## Selected text
---
In addition, macropinocytosis has emerged as a major endocytic mechanism in the cell entry of animal viruses [14]. A variety of viruses, including enveloped and non-enveloped viruses from adenovirus, picornavirus and other virus families as well as vaccinia virus take advantage of macropinocytosis for uptake [1, 15,16,17]. Inhibitors of Na+/H+ exchange, such as amiloride and ethyl-isopropyl amiloride (EIPA), have been used as the main diagnostic test to clarify macropinocytosis. Inhibitors of several cellular factors and signaling pathways also inhibit macropinocytosis initiated by different viruses [1, 17].
Ranaviruses are nucleoplasmic large DNA viruses that cause major economic losses in the aquaculture industry and contribute to global ecological instability [18, 19]. From the genus Ranavirus, FV3 was the first iridovirus to have its entry mechanism investigated. In mammalian cells (BHK-21), enveloped FV3 particles are internalized by adsorptive endocytosis via coated pits and then move through endosomes and finally lysosomes, suggesting that FV3 entry is via receptor-mediated clathrin endocytosis [20]. In contrast, recent studies demonstrated different mechanisms used by different iridoviruses. Both TFV and infectious spleen and kidney necrosis virus (ISKNV) enter different cells via caveola-dependent but not clathrin-dependent endocytosis [13, 21]. Singapore grouper iridovirus (SGIV) entry into host cells occurs via clathrin-mediated endocytosis and macropinocytosis in a pH-dependent manner [17]. The different endocytic pathways used by various iridoviruses implies a complex process in the early steps of iridovirus infection.
Soft-shelled turtle iridovirus (STIV) was isolated from a diseased soft-shelled turtle (Trionyx sinensis) [22]. Complete genomic sequence analysis indicates that STIV and FV3 are likely different strains of the same viral species belonging to the Ranavirus genus [23]. In vitro, STIV infection induces typical apoptosis and evokes the mitogen-activated protein kinase (MAPK) signaling pathway [24]. Moreover, fluorescence-tagged recombinant STIV [enhanced green fluorescent protein (EGFP)-STIV] has been successfully constructed to study infective dynamics and evaluate viral replication [25,26,27]. Although the genome sequences of FV3 and TFV share high identity, the endocytic pathway used by them differs completely [13, 20]. Whether the entry pathway of STIV was different from other reported ranavirus isolates remained unknown. Here, we demonstrated the underlying cellular entry mechanisms of STIV using EGFP-STIV. Our results shed new light on the early events of iridovirus infection in lower vertebrates.
Materials and methods
Cells and virus
FHM cells were cultured in M199 Medium (Gibco) containing 10% fetal bovine serum (FBS, Gibco). Green fluorescent protein-tagged recombinant virus EGFP-STIV was constructed in our previous study and expresses an EGFP fused to the VP55 membrane protein under a natural promoter [25]. EGFP-STIV was propagated in FHM cells at 28 °C.
---
(Excerpts from a dataset)
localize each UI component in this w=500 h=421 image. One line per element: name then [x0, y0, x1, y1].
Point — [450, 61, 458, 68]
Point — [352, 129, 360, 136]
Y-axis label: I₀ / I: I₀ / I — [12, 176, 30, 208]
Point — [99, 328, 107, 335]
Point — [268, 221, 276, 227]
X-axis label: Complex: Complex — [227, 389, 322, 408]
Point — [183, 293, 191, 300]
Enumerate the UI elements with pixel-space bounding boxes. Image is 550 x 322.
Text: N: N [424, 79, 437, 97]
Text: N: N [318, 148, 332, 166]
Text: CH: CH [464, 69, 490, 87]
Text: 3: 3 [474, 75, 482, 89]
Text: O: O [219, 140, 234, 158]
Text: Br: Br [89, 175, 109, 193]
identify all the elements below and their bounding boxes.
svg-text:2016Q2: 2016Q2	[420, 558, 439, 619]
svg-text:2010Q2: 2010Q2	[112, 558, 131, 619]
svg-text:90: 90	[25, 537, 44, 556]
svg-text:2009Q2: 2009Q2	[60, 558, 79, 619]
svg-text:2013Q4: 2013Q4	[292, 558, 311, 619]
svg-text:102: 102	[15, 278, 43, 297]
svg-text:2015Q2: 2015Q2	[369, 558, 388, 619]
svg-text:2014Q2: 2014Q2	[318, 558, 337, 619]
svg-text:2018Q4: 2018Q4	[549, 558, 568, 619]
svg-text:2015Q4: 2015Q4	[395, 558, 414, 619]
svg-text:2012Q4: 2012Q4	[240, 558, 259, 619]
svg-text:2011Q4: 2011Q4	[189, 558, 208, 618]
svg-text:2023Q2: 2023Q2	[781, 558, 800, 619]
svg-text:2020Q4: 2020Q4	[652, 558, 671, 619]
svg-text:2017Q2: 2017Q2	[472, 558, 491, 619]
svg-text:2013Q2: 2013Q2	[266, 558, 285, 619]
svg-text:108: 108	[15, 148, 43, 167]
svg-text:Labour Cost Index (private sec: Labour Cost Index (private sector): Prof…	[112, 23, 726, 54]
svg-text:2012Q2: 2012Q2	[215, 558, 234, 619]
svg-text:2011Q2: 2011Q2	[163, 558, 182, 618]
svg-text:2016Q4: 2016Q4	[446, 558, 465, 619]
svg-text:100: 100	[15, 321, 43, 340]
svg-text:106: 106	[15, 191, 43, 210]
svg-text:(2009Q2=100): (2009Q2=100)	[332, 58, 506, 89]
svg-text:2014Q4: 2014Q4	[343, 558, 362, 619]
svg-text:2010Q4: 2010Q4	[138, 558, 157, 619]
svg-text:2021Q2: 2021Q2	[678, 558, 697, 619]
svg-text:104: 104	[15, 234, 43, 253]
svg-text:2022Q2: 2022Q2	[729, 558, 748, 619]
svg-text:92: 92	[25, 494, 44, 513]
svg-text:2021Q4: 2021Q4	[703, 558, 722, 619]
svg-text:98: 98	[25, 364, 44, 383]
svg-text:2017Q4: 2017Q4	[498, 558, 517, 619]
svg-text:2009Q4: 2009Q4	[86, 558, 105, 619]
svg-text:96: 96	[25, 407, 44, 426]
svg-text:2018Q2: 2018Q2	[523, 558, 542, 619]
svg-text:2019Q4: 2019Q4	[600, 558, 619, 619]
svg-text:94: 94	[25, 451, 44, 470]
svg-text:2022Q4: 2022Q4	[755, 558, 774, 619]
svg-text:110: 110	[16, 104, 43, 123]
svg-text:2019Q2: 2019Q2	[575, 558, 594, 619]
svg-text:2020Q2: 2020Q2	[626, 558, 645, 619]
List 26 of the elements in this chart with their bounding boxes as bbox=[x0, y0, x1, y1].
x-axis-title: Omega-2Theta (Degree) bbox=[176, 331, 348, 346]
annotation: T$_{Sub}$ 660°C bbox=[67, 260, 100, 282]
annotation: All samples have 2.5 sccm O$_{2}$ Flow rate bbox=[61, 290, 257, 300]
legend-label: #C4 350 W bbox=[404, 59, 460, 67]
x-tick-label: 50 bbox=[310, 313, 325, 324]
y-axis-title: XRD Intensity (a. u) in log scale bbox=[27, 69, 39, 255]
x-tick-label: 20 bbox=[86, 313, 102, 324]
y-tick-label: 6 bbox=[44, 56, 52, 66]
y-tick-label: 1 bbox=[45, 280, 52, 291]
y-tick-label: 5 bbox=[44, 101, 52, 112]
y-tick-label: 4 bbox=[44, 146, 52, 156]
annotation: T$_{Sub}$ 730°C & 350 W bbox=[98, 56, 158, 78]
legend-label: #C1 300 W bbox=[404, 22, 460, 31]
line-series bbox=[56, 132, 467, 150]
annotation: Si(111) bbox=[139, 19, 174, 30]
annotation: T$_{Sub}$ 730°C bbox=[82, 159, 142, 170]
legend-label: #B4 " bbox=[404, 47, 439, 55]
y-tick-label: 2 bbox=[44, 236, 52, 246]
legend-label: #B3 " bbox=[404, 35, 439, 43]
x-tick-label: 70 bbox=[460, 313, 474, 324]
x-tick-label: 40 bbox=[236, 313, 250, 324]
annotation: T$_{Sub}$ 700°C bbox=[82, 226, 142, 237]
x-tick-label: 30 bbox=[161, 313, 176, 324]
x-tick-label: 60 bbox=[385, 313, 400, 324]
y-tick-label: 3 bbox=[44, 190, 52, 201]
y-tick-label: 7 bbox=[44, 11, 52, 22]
---
## Actions to take
**a)** In the virus-entry text, at what temperature was EGFP-STIV propagated in FHM cells?
**b)** From the virus-entry text, extract the passage that begins at "Materials and methods" and stops after "cells at 28 °C.".
**c)** Extend the virus-entry text, picking up right after its final sentence.

## Answers to the tasks
**a)** 28 °C

**b)**
Materials and methods
Cells and virus
FHM cells were cultured in M199 Medium (Gibco) containing 10% fetal bovine serum (FBS, Gibco). Green fluorescent protein-tagged recombinant virus EGFP-STIV was constructed in our previous study and expresses an EGFP fused to the VP55 membrane protein under a natural promoter [25]. EGFP-STIV was propagated in FHM cells at 28 °C.

**c)**
Reagents
Chlorpromazine (CPZ, an inhibitor of clathrin-mediated endocytosis), dynasore (a specific inhibitor of dynamin), methyl-β-cyclodextrin (βMCD, cholesterol synthesis inhibitor), nystatin (lipid raft inhibitor), EIPA (inhibitor of Na+/H+ channels), chloroquine (CQ), bafilomycin A1 (BAF, a specific inhibitor of vacuolar proton ATPases), were purchased from Sigma-Aldrich.
Cell viability
The cytotoxicity of the chemical regents on FHM cells was determined by the trypan blue exclusion test, as described previously [25]. FHM cells treated with drugs at different concentrations were collected by trypsinization, and then incubated in 0.2% trypan solution (Sigma) for 5 min. All experiments were carried out in triplicate, and dead cells were counted by three independent hemocytometer counts. Cell viability was calculated as the percentage of live cells over the total number of cells. All the drug concentrations used in this study were non-toxic (cell viability > 95%) to FHM cells (data not shown).
Fluorescence microscopy
At 24 h p.i., EGFP-STIV-infected cells (at an MOI of 1) were fixed with 4% paraformaldehyde and then washed twice with phosphate-buffered saline (PBS). Green fluorescence, which indicated virus entry or newly synthesized virus, was imaged using a fluorescence microscope (Leica) and analyzed with Las 3.8 software [21]. Experiments for image analysis were performed three or more times, and the images are representative of results from three replicate experiments.
Flow cytometry
For flow cytometry analysis, mock- or inhibitor-treated cells were incubated with EGFP-STIV at an MOI of 1 for 24 h, then cells were washed once with PBS and incubated with trypsin (Invitrogen) for 2 min. Cells were transferred to 1.5-ml centrifuge tubes and centrifuged at 1500×g for 10 min. All samples were incubated with 4% paraformaldehyde for 30 min prior to resuspension in PBS for flow analysis using a FACScan flow cytometer with CellQuest software (BD Biosciences).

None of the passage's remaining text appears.